***** LISTED RECORDS
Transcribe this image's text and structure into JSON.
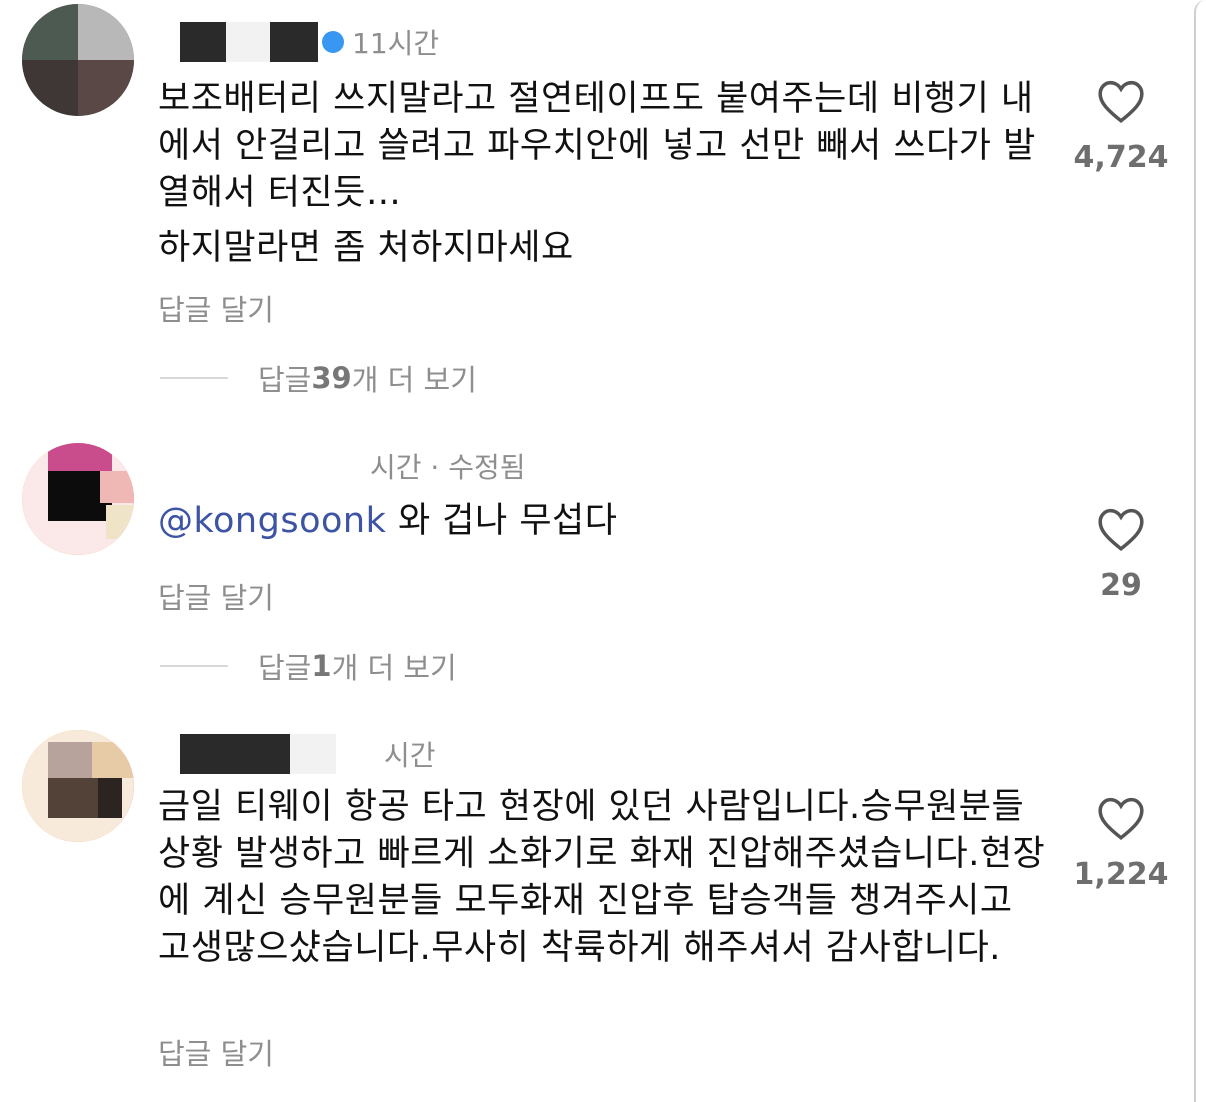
{
  "comments": [
    {
      "time": "11시간",
      "text": "보조배터리 쓰지말라고 절연테이프도 붙여주는데 비행기 내에서 안걸리고 쓸려고 파우치안에 넣고 선만 빼서 쓰다가 발열해서 터진듯…",
      "text2": "하지말라면 좀 처하지마세요",
      "reply_label": "답글 달기",
      "likes": "4,724",
      "more_prefix": "답글 ",
      "more_count": "39",
      "more_suffix": "개 더 보기"
    },
    {
      "time": "시간 · 수정됨",
      "mention": "@kongsoonk",
      "text": " 와 겁나 무섭다",
      "reply_label": "답글 달기",
      "likes": "29",
      "more_prefix": "답글 ",
      "more_count": "1",
      "more_suffix": "개 더 보기"
    },
    {
      "time": "시간",
      "text": "금일 티웨이 항공 타고 현장에 있던 사람입니다.승무원분들 상황 발생하고 빠르게 소화기로 화재 진압해주셨습니다.현장에 계신 승무원분들 모두화재 진압후 탑승객들 챙겨주시고 고생많으샸습니다.무사히 착륙하게 해주셔서 감사합니다.",
      "reply_label": "답글 달기",
      "likes": "1,224"
    }
  ],
  "icons": {
    "like": "heart-outline-icon",
    "verified": "verified-badge-icon"
  },
  "colors": {
    "mention": "#3d53a3",
    "secondary": "#8e8e8e",
    "verified": "#3897f0"
  }
}
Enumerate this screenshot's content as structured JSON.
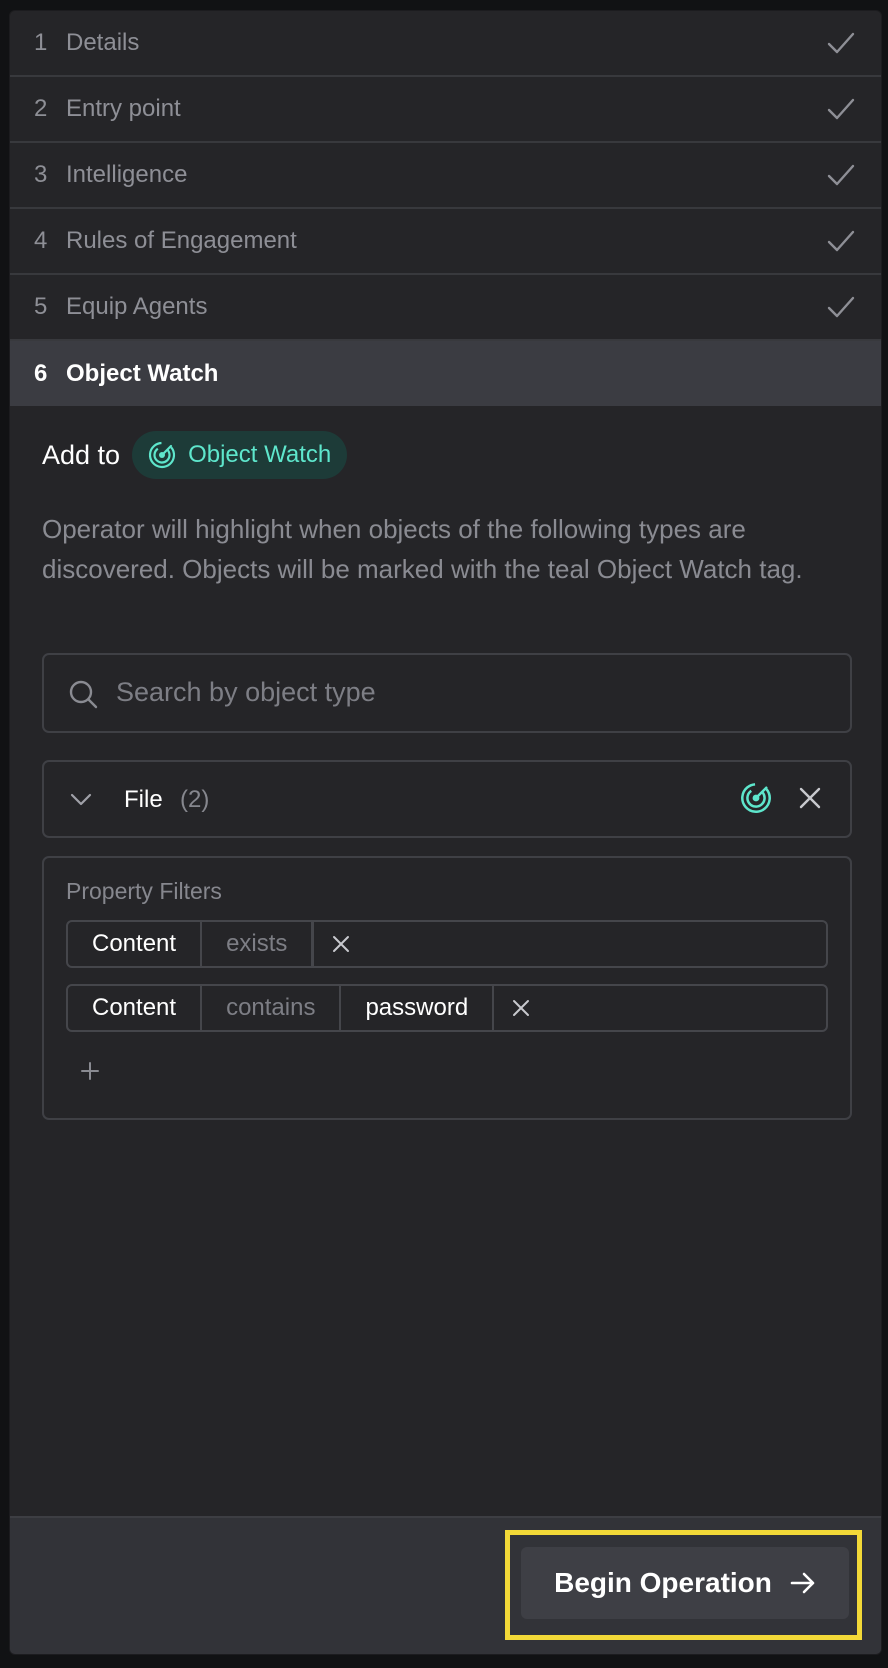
{
  "steps": [
    {
      "number": "1",
      "label": "Details",
      "completed": true
    },
    {
      "number": "2",
      "label": "Entry point",
      "completed": true
    },
    {
      "number": "3",
      "label": "Intelligence",
      "completed": true
    },
    {
      "number": "4",
      "label": "Rules of Engagement",
      "completed": true
    },
    {
      "number": "5",
      "label": "Equip Agents",
      "completed": true
    },
    {
      "number": "6",
      "label": "Object Watch",
      "completed": false,
      "active": true
    }
  ],
  "object_watch": {
    "add_to_label": "Add to",
    "tag_label": "Object Watch",
    "tag_icon": "radar-icon",
    "tag_color": "#5ee6cc",
    "description": "Operator will highlight when objects of the following types are discovered. Objects will be marked with the teal Object Watch tag.",
    "search_placeholder": "Search by object type",
    "object_type": {
      "name": "File",
      "count": "(2)"
    },
    "property_filters": {
      "title": "Property Filters",
      "rows": [
        {
          "key": "Content",
          "operator": "exists",
          "value": ""
        },
        {
          "key": "Content",
          "operator": "contains",
          "value": "password"
        }
      ],
      "add_icon": "plus-icon"
    }
  },
  "footer": {
    "begin_button_label": "Begin Operation",
    "begin_button_icon": "arrow-right-icon",
    "highlight_color": "#f3d938"
  }
}
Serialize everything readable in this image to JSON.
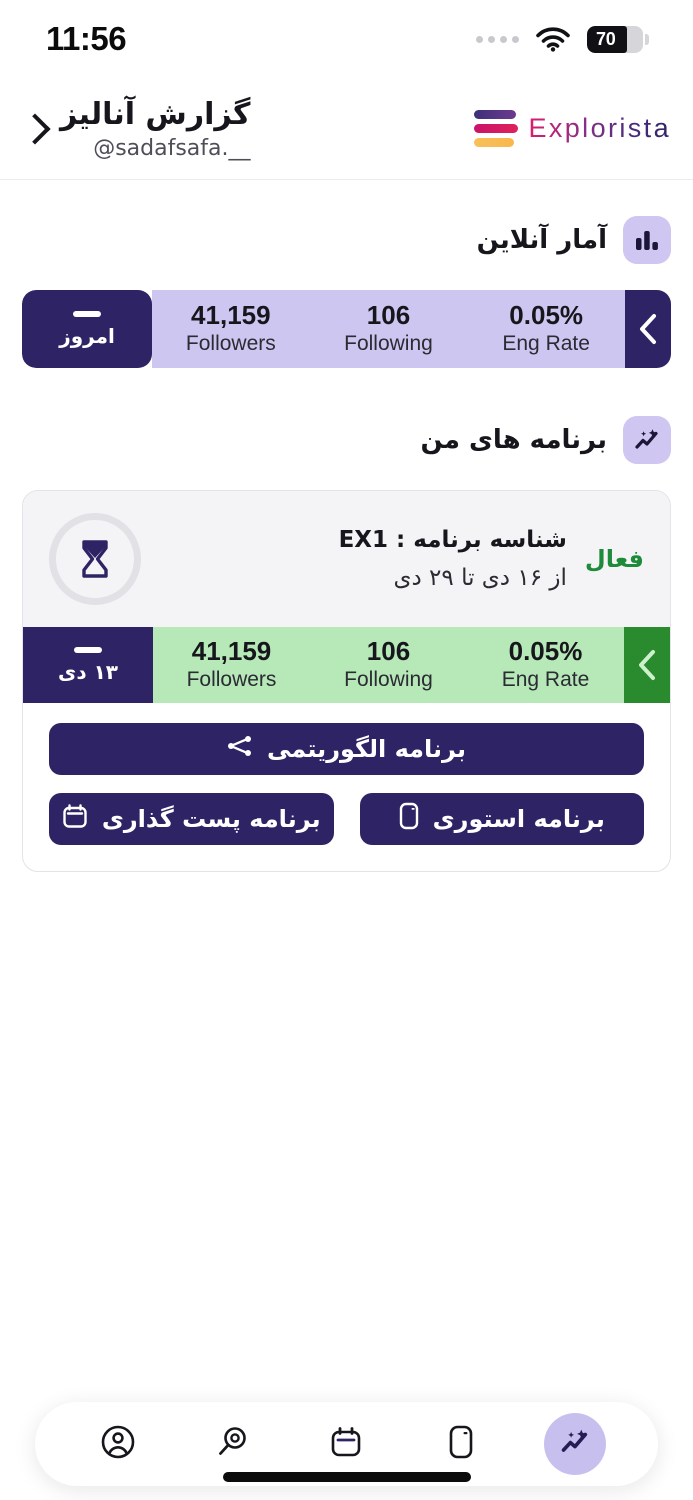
{
  "status_bar": {
    "time": "11:56",
    "battery_level": "70",
    "wifi_icon": "wifi-icon",
    "signal_icon": "signal-dots-icon"
  },
  "header": {
    "brand_name": "Explorista",
    "title": "گزارش آنالیز",
    "username": "@sadafsafa.__",
    "chevron_icon": "chevron-right-icon"
  },
  "online_stats": {
    "section_title": "آمار آنلاین",
    "section_icon": "bar-chart-icon",
    "prev_icon": "chevron-left-icon",
    "day_label": "امروز",
    "metrics": [
      {
        "value": "0.05%",
        "label": "Eng Rate"
      },
      {
        "value": "106",
        "label": "Following"
      },
      {
        "value": "41,159",
        "label": "Followers"
      }
    ]
  },
  "my_programs": {
    "section_title": "برنامه های من",
    "section_icon": "sparkle-chart-icon",
    "card": {
      "status": "فعال",
      "program_id": "شناسه برنامه : EX1",
      "date_range": "از ۱۶ دی تا ۲۹ دی",
      "timer_icon": "hourglass-icon",
      "prev_icon": "chevron-left-icon",
      "day_label": "۱۳ دی",
      "metrics": [
        {
          "value": "0.05%",
          "label": "Eng Rate"
        },
        {
          "value": "106",
          "label": "Following"
        },
        {
          "value": "41,159",
          "label": "Followers"
        }
      ],
      "actions": {
        "algorithmic": {
          "label": "برنامه الگوریتمی",
          "icon": "branch-network-icon"
        },
        "posting": {
          "label": "برنامه پست گذاری",
          "icon": "calendar-icon"
        },
        "story": {
          "label": "برنامه استوری",
          "icon": "phone-story-icon"
        }
      }
    }
  },
  "bottom_nav": {
    "items": [
      {
        "name": "profile",
        "icon": "user-circle-icon",
        "active": false
      },
      {
        "name": "search",
        "icon": "search-icon",
        "active": false
      },
      {
        "name": "calendar",
        "icon": "calendar-icon",
        "active": false
      },
      {
        "name": "story",
        "icon": "phone-story-icon",
        "active": false
      },
      {
        "name": "analytics",
        "icon": "sparkle-chart-icon",
        "active": true
      }
    ]
  },
  "colors": {
    "primary_dark": "#2e2465",
    "accent_light_purple": "#cdc6f0",
    "accent_green": "#1e8b3a",
    "green_strip": "#b6e8b8",
    "green_arrow": "#2a8a2e",
    "brand_pink": "#e01a6b",
    "brand_orange": "#f7c05a"
  }
}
**********
GIVEN EXERCISE: Check each line in the listing above for the string "story", then report how many lines contain it, with no other text.

OUTPUT OF THE TASK: 4